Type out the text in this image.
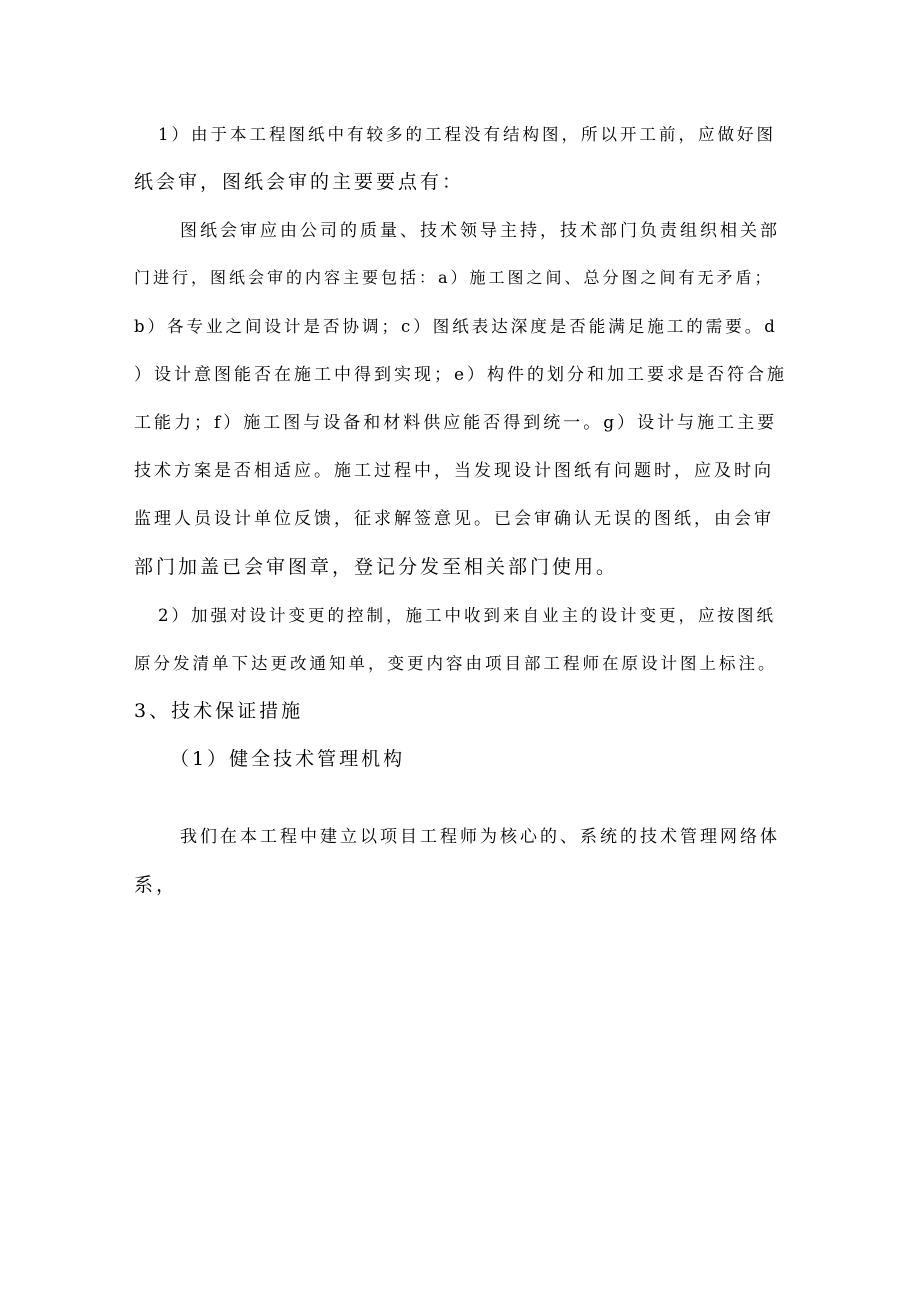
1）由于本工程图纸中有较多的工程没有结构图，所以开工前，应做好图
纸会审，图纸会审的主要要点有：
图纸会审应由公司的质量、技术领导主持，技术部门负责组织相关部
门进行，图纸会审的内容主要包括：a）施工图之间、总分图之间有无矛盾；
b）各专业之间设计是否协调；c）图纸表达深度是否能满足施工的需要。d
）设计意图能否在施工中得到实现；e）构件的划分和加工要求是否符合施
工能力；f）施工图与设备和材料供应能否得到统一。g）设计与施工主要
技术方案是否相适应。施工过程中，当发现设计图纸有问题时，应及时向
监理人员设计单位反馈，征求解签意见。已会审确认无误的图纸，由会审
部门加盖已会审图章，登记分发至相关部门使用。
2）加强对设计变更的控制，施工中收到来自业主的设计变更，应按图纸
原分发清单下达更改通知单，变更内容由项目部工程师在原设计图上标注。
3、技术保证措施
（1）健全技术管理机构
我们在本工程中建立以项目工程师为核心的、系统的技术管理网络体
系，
________________________________________
▸ **YOUR INSTRUCTIONS**: Pictures stay out of the copy; please restate every record above exactly.

▸ **RESULT**:
Type out the text in this image.
1）由于本工程图纸中有较多的工程没有结构图，所以开工前，应做好图
纸会审，图纸会审的主要要点有：
图纸会审应由公司的质量、技术领导主持，技术部门负责组织相关部
门进行，图纸会审的内容主要包括：a）施工图之间、总分图之间有无矛盾；
b）各专业之间设计是否协调；c）图纸表达深度是否能满足施工的需要。d
）设计意图能否在施工中得到实现；e）构件的划分和加工要求是否符合施
工能力；f）施工图与设备和材料供应能否得到统一。g）设计与施工主要
技术方案是否相适应。施工过程中，当发现设计图纸有问题时，应及时向
监理人员设计单位反馈，征求解签意见。已会审确认无误的图纸，由会审
部门加盖已会审图章，登记分发至相关部门使用。
2）加强对设计变更的控制，施工中收到来自业主的设计变更，应按图纸
原分发清单下达更改通知单，变更内容由项目部工程师在原设计图上标注。
3、技术保证措施
（1）健全技术管理机构
我们在本工程中建立以项目工程师为核心的、系统的技术管理网络体
系，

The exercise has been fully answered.